• **The request**
Omit the pictures and return every entry exactly as written.

Collected data
..........

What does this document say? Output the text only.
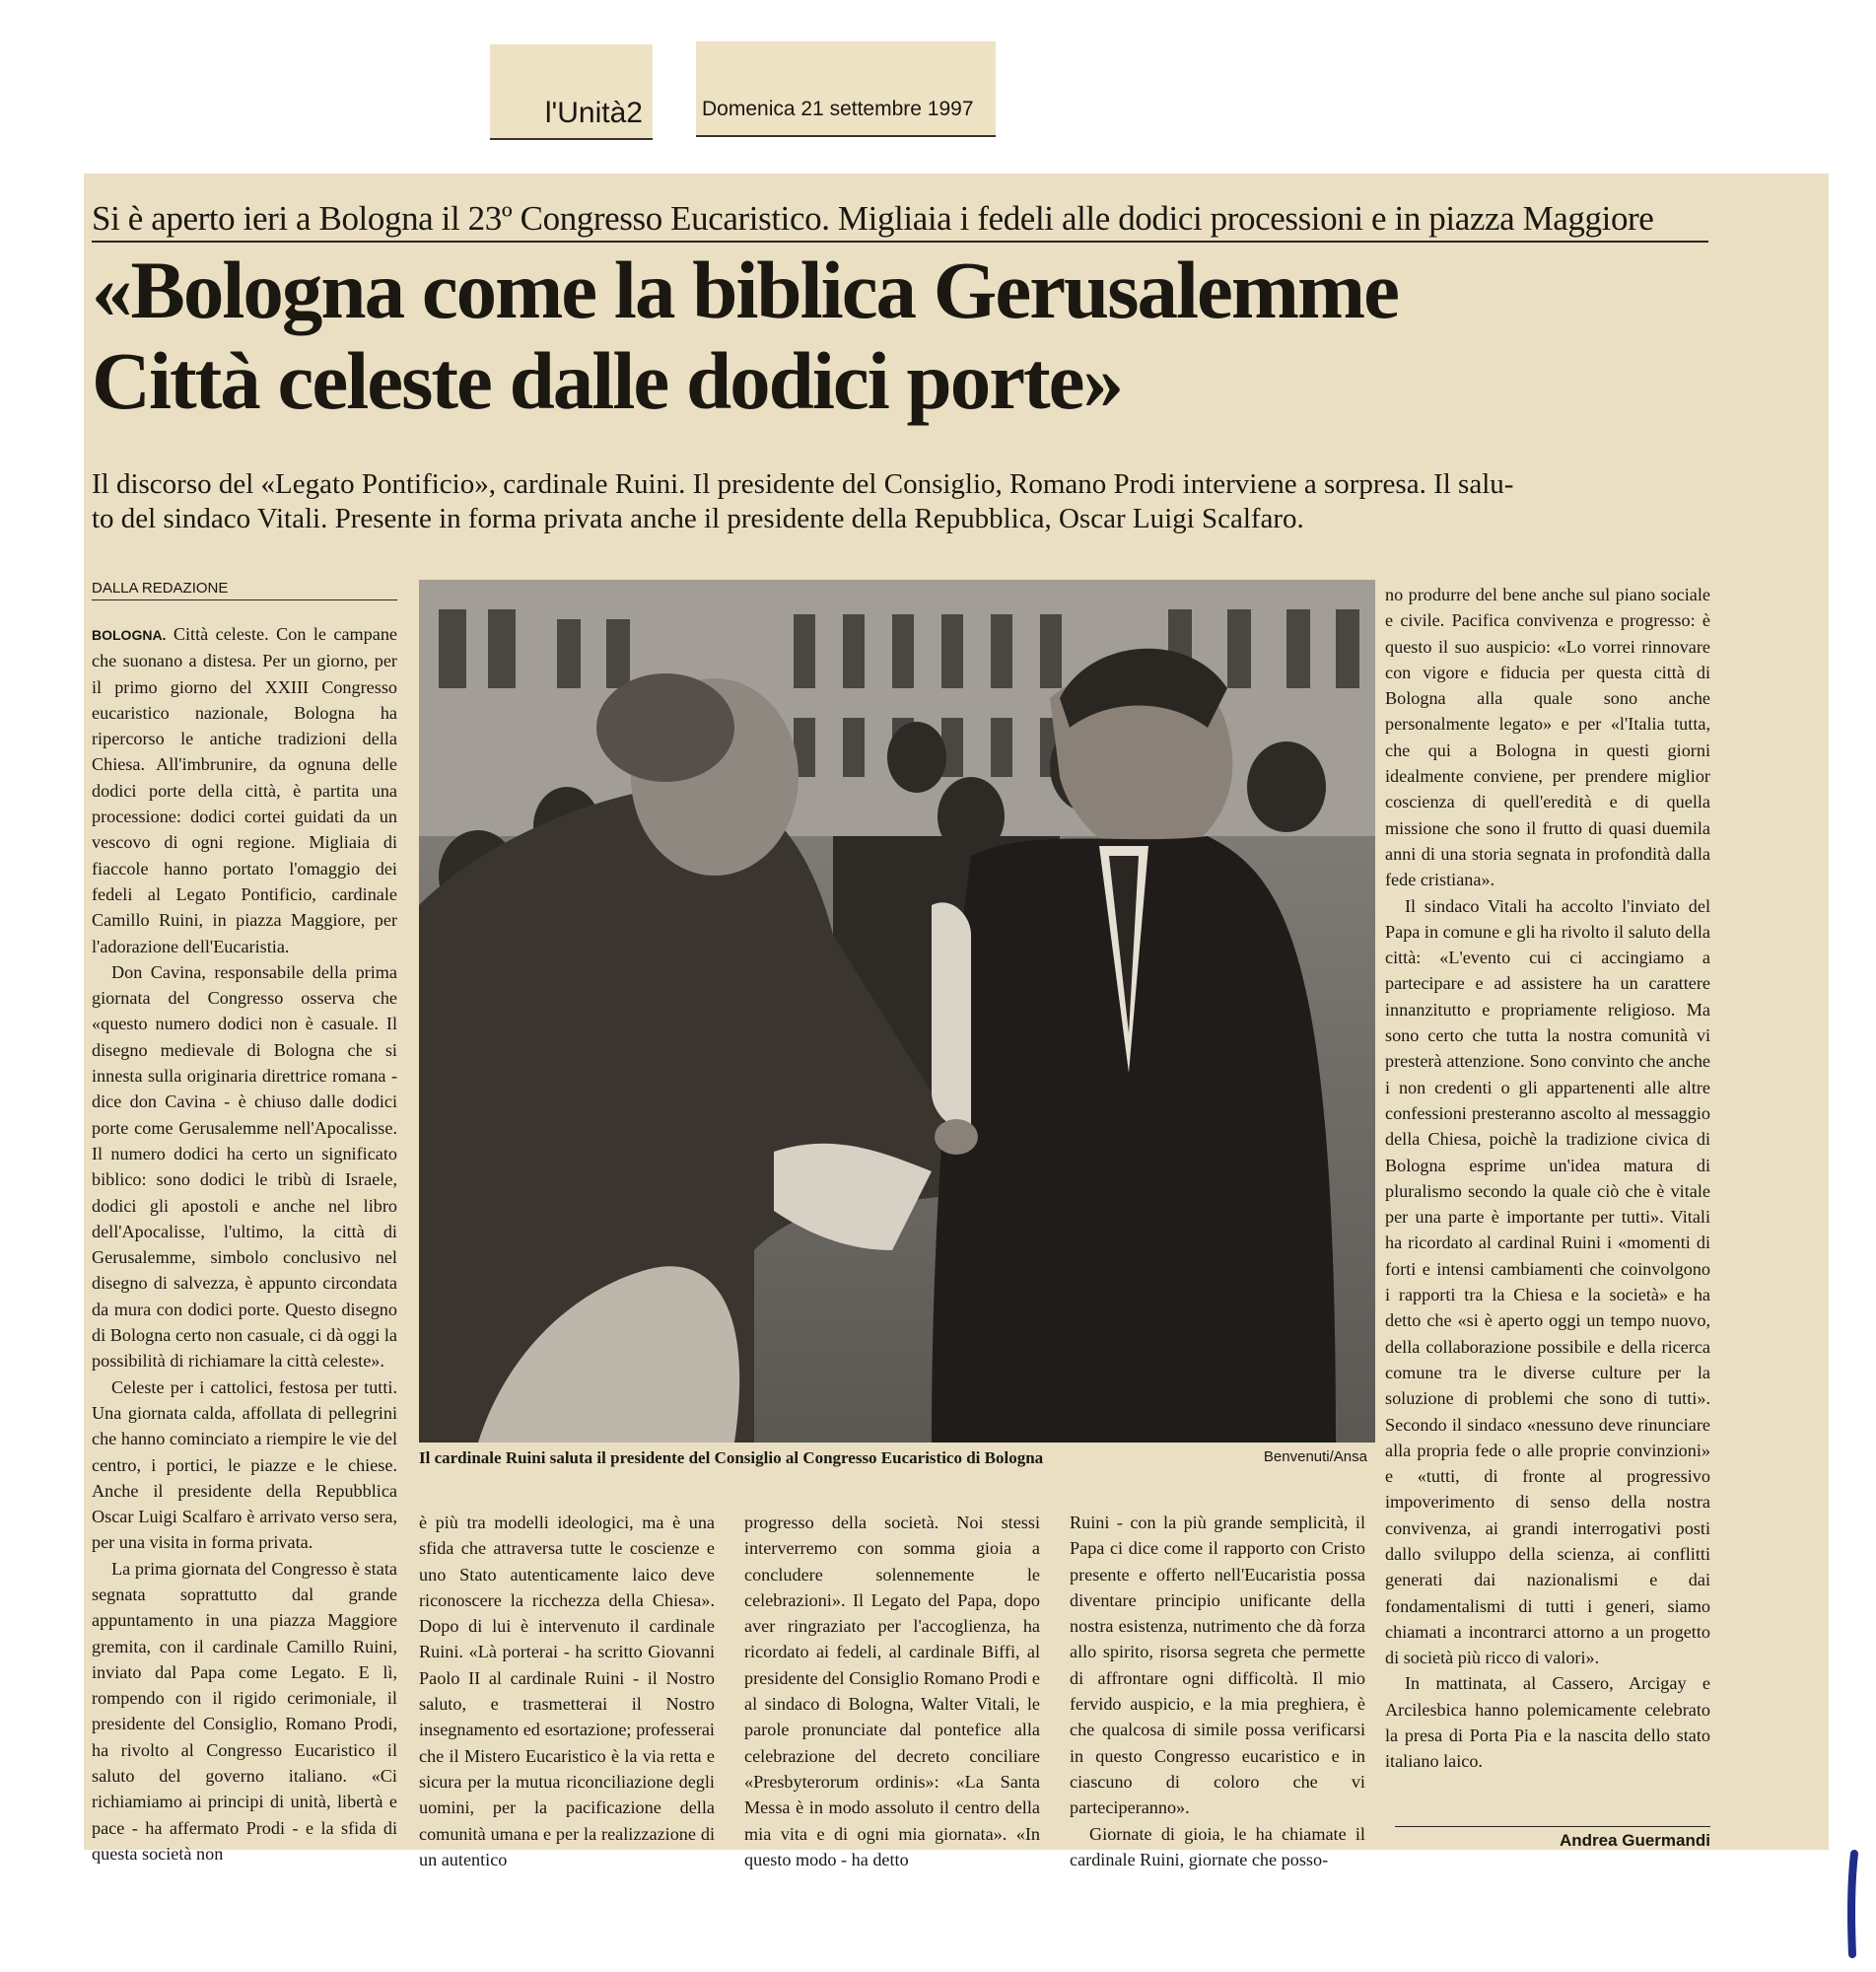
l'Unità2	Domenica 21 settembre 1997
Si è aperto ieri a Bologna il 23º Congresso Eucaristico. Migliaia i fedeli alle dodici processioni e in piazza Maggiore
«Bologna come la biblica Gerusalemme
Città celeste dalle dodici porte»
Il discorso del «Legato Pontificio», cardinale Ruini. Il presidente del Consiglio, Romano Prodi interviene a sorpresa. Il salu-
to del sindaco Vitali. Presente in forma privata anche il presidente della Repubblica, Oscar Luigi Scalfaro.
DALLA REDAZIONE

BOLOGNA. Città celeste. Con le campane che suonano a distesa. Per un giorno, per il primo giorno del XXIII Congresso eucaristico nazionale, Bologna ha ripercorso le antiche tradizioni della Chiesa. All'imbrunire, da ognuna delle dodici porte della città, è partita una processione: dodici cortei guidati da un vescovo di ogni regione. Migliaia di fiaccole hanno portato l'omaggio dei fedeli al Legato Pontificio, cardinale Camillo Ruini, in piazza Maggiore, per l'adorazione dell'Eucaristia.

Don Cavina, responsabile della prima giornata del Congresso osserva che «questo numero dodici non è casuale. Il disegno medievale di Bologna che si innesta sulla originaria direttrice romana - dice don Cavina - è chiuso dalle dodici porte come Gerusalemme nell'Apocalisse. Il numero dodici ha certo un significato biblico: sono dodici le tribù di Israele, dodici gli apostoli e anche nel libro dell'Apocalisse, l'ultimo, la città di Gerusalemme, simbolo conclusivo nel disegno di salvezza, è appunto circondata da mura con dodici porte. Questo disegno di Bologna certo non casuale, ci dà oggi la possibilità di richiamare la città celeste».

Celeste per i cattolici, festosa per tutti. Una giornata calda, affollata di pellegrini che hanno cominciato a riempire le vie del centro, i portici, le piazze e le chiese. Anche il presidente della Repubblica Oscar Luigi Scalfaro è arrivato verso sera, per una visita in forma privata.

La prima giornata del Congresso è stata segnata soprattutto dal grande appuntamento in una piazza Maggiore gremita, con il cardinale Camillo Ruini, inviato dal Papa come Legato. E lì, rompendo con il rigido cerimoniale, il presidente del Consiglio, Romano Prodi, ha rivolto al Congresso Eucaristico il saluto del governo italiano. «Ci richiamiamo ai principi di unità, libertà e pace - ha affermato Prodi - e la sfida di questa società non

Il cardinale Ruini saluta il presidente del Consiglio al Congresso Eucaristico di Bologna	Benvenuti/Ansa

è più tra modelli ideologici, ma è una sfida che attraversa tutte le coscienze e uno Stato autenticamente laico deve riconoscere la ricchezza della Chiesa». Dopo di lui è intervenuto il cardinale Ruini. «Là porterai - ha scritto Giovanni Paolo II al cardinale Ruini - il Nostro saluto, e trasmetterai il Nostro insegnamento ed esortazione; professerai che il Mistero Eucaristico è la via retta e sicura per la mutua riconciliazione degli uomini, per la pacificazione della comunità umana e per la realizzazione di un autentico

progresso della società. Noi stessi interverremo con somma gioia a concludere solennemente le celebrazioni». Il Legato del Papa, dopo aver ringraziato per l'accoglienza, ha ricordato ai fedeli, al cardinale Biffi, al presidente del Consiglio Romano Prodi e al sindaco di Bologna, Walter Vitali, le parole pronunciate dal pontefice alla celebrazione del decreto conciliare «Presbyterorum ordinis»: «La Santa Messa è in modo assoluto il centro della mia vita e di ogni mia giornata». «In questo modo - ha detto

Ruini - con la più grande semplicità, il Papa ci dice come il rapporto con Cristo presente e offerto nell'Eucaristia possa diventare principio unificante della nostra esistenza, nutrimento che dà forza allo spirito, risorsa segreta che permette di affrontare ogni difficoltà. Il mio fervido auspicio, e la mia preghiera, è che qualcosa di simile possa verificarsi in questo Congresso eucaristico e in ciascuno di coloro che vi parteciperanno».

Giornate di gioia, le ha chiamate il cardinale Ruini, giornate che posso-

no produrre del bene anche sul piano sociale e civile. Pacifica convivenza e progresso: è questo il suo auspicio: «Lo vorrei rinnovare con vigore e fiducia per questa città di Bologna alla quale sono anche personalmente legato» e per «l'Italia tutta, che qui a Bologna in questi giorni idealmente conviene, per prendere miglior coscienza di quell'eredità e di quella missione che sono il frutto di quasi duemila anni di una storia segnata in profondità dalla fede cristiana».

Il sindaco Vitali ha accolto l'inviato del Papa in comune e gli ha rivolto il saluto della città: «L'evento cui ci accingiamo a partecipare e ad assistere ha un carattere innanzitutto e propriamente religioso. Ma sono certo che tutta la nostra comunità vi presterà attenzione. Sono convinto che anche i non credenti o gli appartenenti alle altre confessioni presteranno ascolto al messaggio della Chiesa, poichè la tradizione civica di Bologna esprime un'idea matura di pluralismo secondo la quale ciò che è vitale per una parte è importante per tutti». Vitali ha ricordato al cardinal Ruini i «momenti di forti e intensi cambiamenti che coinvolgono i rapporti tra la Chiesa e la società» e ha detto che «si è aperto oggi un tempo nuovo, della collaborazione possibile e della ricerca comune tra le diverse culture per la soluzione di problemi che sono di tutti». Secondo il sindaco «nessuno deve rinunciare alla propria fede o alle proprie convinzioni» e «tutti, di fronte al progressivo impoverimento di senso della nostra convivenza, ai grandi interrogativi posti dallo sviluppo della scienza, ai conflitti generati dai nazionalismi e dai fondamentalismi di tutti i generi, siamo chiamati a incontrarci attorno a un progetto di società più ricco di valori».

In mattinata, al Cassero, Arcigay e Arcilesbica hanno polemicamente celebrato la presa di Porta Pia e la nascita dello stato italiano laico.

Andrea Guermandi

..........

• **Exercise output**
What does this document say? Output the text only.
l'Unità2	Domenica 21 settembre 1997
Si è aperto ieri a Bologna il 23º Congresso Eucaristico. Migliaia i fedeli alle dodici processioni e in piazza Maggiore
«Bologna come la biblica Gerusalemme
Città celeste dalle dodici porte»
Il discorso del «Legato Pontificio», cardinale Ruini. Il presidente del Consiglio, Romano Prodi interviene a sorpresa. Il salu-
to del sindaco Vitali. Presente in forma privata anche il presidente della Repubblica, Oscar Luigi Scalfaro.
DALLA REDAZIONE

BOLOGNA. Città celeste. Con le campane che suonano a distesa. Per un giorno, per il primo giorno del XXIII Congresso eucaristico nazionale, Bologna ha ripercorso le antiche tradizioni della Chiesa. All'imbrunire, da ognuna delle dodici porte della città, è partita una processione: dodici cortei guidati da un vescovo di ogni regione. Migliaia di fiaccole hanno portato l'omaggio dei fedeli al Legato Pontificio, cardinale Camillo Ruini, in piazza Maggiore, per l'adorazione dell'Eucaristia.

Don Cavina, responsabile della prima giornata del Congresso osserva che «questo numero dodici non è casuale. Il disegno medievale di Bologna che si innesta sulla originaria direttrice romana - dice don Cavina - è chiuso dalle dodici porte come Gerusalemme nell'Apocalisse. Il numero dodici ha certo un significato biblico: sono dodici le tribù di Israele, dodici gli apostoli e anche nel libro dell'Apocalisse, l'ultimo, la città di Gerusalemme, simbolo conclusivo nel disegno di salvezza, è appunto circondata da mura con dodici porte. Questo disegno di Bologna certo non casuale, ci dà oggi la possibilità di richiamare la città celeste».

Celeste per i cattolici, festosa per tutti. Una giornata calda, affollata di pellegrini che hanno cominciato a riempire le vie del centro, i portici, le piazze e le chiese. Anche il presidente della Repubblica Oscar Luigi Scalfaro è arrivato verso sera, per una visita in forma privata.

La prima giornata del Congresso è stata segnata soprattutto dal grande appuntamento in una piazza Maggiore gremita, con il cardinale Camillo Ruini, inviato dal Papa come Legato. E lì, rompendo con il rigido cerimoniale, il presidente del Consiglio, Romano Prodi, ha rivolto al Congresso Eucaristico il saluto del governo italiano. «Ci richiamiamo ai principi di unità, libertà e pace - ha affermato Prodi - e la sfida di questa società non

Il cardinale Ruini saluta il presidente del Consiglio al Congresso Eucaristico di Bologna	Benvenuti/Ansa

è più tra modelli ideologici, ma è una sfida che attraversa tutte le coscienze e uno Stato autenticamente laico deve riconoscere la ricchezza della Chiesa». Dopo di lui è intervenuto il cardinale Ruini. «Là porterai - ha scritto Giovanni Paolo II al cardinale Ruini - il Nostro saluto, e trasmetterai il Nostro insegnamento ed esortazione; professerai che il Mistero Eucaristico è la via retta e sicura per la mutua riconciliazione degli uomini, per la pacificazione della comunità umana e per la realizzazione di un autentico

progresso della società. Noi stessi interverremo con somma gioia a concludere solennemente le celebrazioni». Il Legato del Papa, dopo aver ringraziato per l'accoglienza, ha ricordato ai fedeli, al cardinale Biffi, al presidente del Consiglio Romano Prodi e al sindaco di Bologna, Walter Vitali, le parole pronunciate dal pontefice alla celebrazione del decreto conciliare «Presbyterorum ordinis»: «La Santa Messa è in modo assoluto il centro della mia vita e di ogni mia giornata». «In questo modo - ha detto

Ruini - con la più grande semplicità, il Papa ci dice come il rapporto con Cristo presente e offerto nell'Eucaristia possa diventare principio unificante della nostra esistenza, nutrimento che dà forza allo spirito, risorsa segreta che permette di affrontare ogni difficoltà. Il mio fervido auspicio, e la mia preghiera, è che qualcosa di simile possa verificarsi in questo Congresso eucaristico e in ciascuno di coloro che vi parteciperanno».

Giornate di gioia, le ha chiamate il cardinale Ruini, giornate che posso-

no produrre del bene anche sul piano sociale e civile. Pacifica convivenza e progresso: è questo il suo auspicio: «Lo vorrei rinnovare con vigore e fiducia per questa città di Bologna alla quale sono anche personalmente legato» e per «l'Italia tutta, che qui a Bologna in questi giorni idealmente conviene, per prendere miglior coscienza di quell'eredità e di quella missione che sono il frutto di quasi duemila anni di una storia segnata in profondità dalla fede cristiana».

Il sindaco Vitali ha accolto l'inviato del Papa in comune e gli ha rivolto il saluto della città: «L'evento cui ci accingiamo a partecipare e ad assistere ha un carattere innanzitutto e propriamente religioso. Ma sono certo che tutta la nostra comunità vi presterà attenzione. Sono convinto che anche i non credenti o gli appartenenti alle altre confessioni presteranno ascolto al messaggio della Chiesa, poichè la tradizione civica di Bologna esprime un'idea matura di pluralismo secondo la quale ciò che è vitale per una parte è importante per tutti». Vitali ha ricordato al cardinal Ruini i «momenti di forti e intensi cambiamenti che coinvolgono i rapporti tra la Chiesa e la società» e ha detto che «si è aperto oggi un tempo nuovo, della collaborazione possibile e della ricerca comune tra le diverse culture per la soluzione di problemi che sono di tutti». Secondo il sindaco «nessuno deve rinunciare alla propria fede o alle proprie convinzioni» e «tutti, di fronte al progressivo impoverimento di senso della nostra convivenza, ai grandi interrogativi posti dallo sviluppo della scienza, ai conflitti generati dai nazionalismi e dai fondamentalismi di tutti i generi, siamo chiamati a incontrarci attorno a un progetto di società più ricco di valori».

In mattinata, al Cassero, Arcigay e Arcilesbica hanno polemicamente celebrato la presa di Porta Pia e la nascita dello stato italiano laico.

Andrea Guermandi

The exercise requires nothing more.